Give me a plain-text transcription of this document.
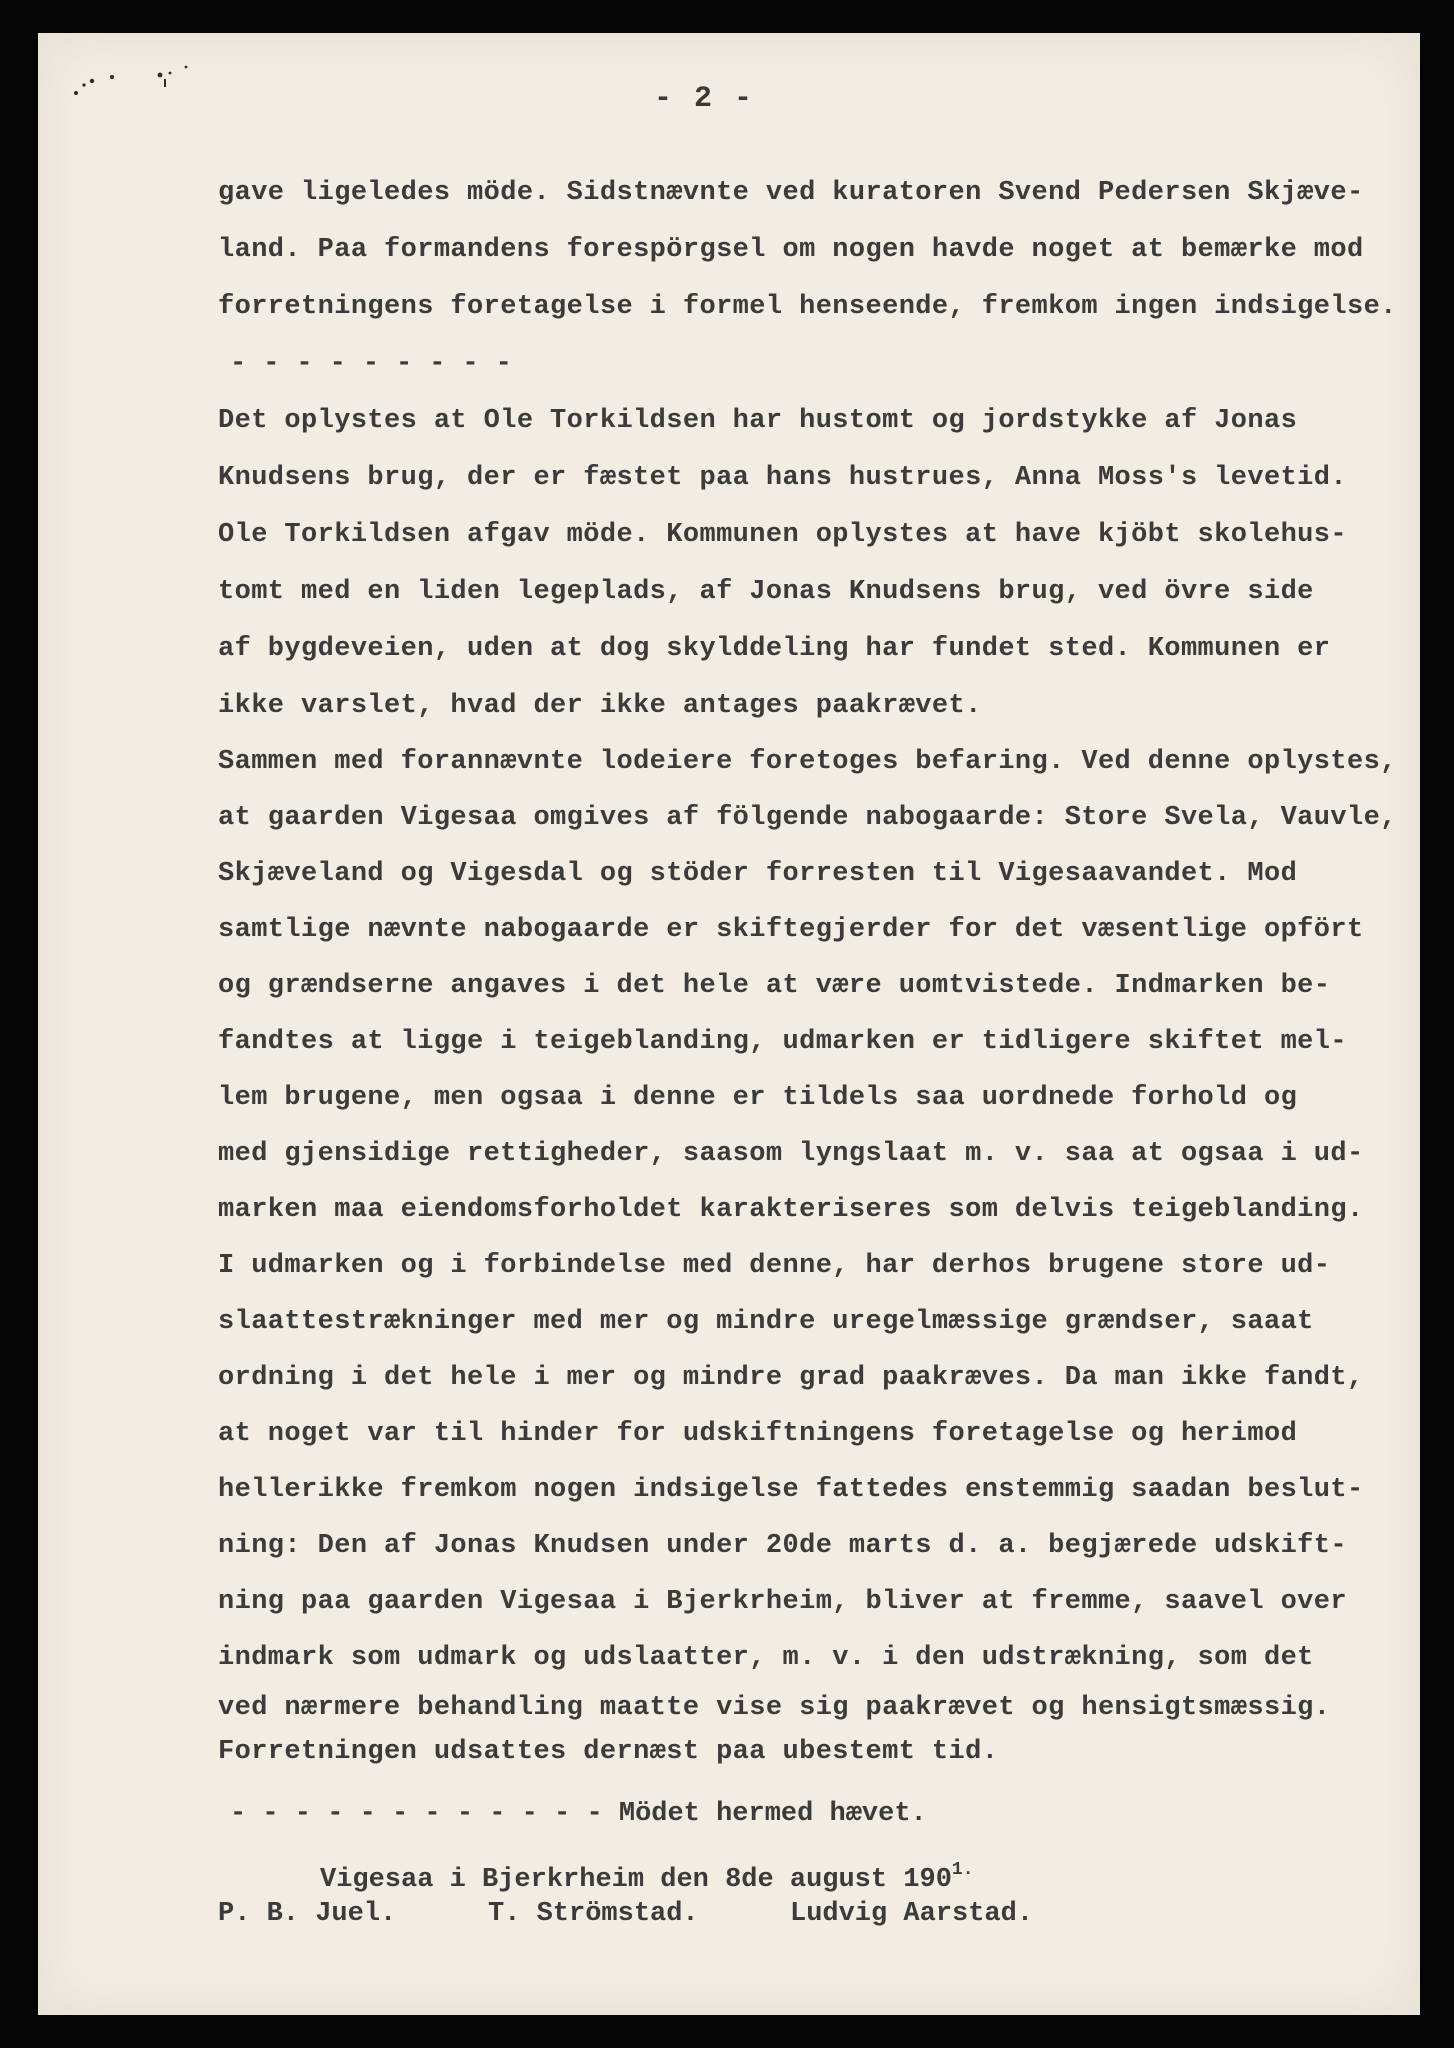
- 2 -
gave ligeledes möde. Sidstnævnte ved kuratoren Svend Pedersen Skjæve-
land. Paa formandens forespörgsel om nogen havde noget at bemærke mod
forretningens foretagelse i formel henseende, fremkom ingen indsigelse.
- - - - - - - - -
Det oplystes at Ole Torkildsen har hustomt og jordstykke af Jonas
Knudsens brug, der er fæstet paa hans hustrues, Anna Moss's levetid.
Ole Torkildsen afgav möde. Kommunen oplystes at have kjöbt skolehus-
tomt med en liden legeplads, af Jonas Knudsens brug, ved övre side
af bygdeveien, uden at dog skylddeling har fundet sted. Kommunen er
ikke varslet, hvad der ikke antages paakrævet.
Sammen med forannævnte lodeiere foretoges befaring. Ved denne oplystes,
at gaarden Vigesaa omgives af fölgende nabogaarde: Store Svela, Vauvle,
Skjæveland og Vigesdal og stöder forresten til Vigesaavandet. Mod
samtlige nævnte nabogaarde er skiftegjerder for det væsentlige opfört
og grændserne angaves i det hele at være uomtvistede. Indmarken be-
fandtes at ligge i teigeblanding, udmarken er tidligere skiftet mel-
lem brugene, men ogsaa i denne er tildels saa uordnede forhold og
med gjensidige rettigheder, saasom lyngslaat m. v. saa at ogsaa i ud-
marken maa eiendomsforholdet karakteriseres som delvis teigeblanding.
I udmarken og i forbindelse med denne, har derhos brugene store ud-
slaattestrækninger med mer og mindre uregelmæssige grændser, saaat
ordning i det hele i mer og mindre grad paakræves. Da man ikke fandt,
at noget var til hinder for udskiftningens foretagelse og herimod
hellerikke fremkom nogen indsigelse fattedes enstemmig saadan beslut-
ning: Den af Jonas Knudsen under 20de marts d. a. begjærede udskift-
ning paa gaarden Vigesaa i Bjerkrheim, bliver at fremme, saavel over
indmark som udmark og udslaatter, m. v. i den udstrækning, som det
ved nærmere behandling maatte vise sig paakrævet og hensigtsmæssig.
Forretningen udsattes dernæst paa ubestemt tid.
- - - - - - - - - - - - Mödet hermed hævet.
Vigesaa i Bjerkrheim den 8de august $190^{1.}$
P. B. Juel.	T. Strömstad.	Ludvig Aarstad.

------------------------------------------------------------------------

# TASK TO COMPLETE
Copy each line above containing the string "Jonas".

# SOLUTION TO THE PROBLEM
Det oplystes at Ole Torkildsen har hustomt og jordstykke af Jonas
tomt med en liden legeplads, af Jonas Knudsens brug, ved övre side
ning: Den af Jonas Knudsen under 20de marts d. a. begjærede udskift-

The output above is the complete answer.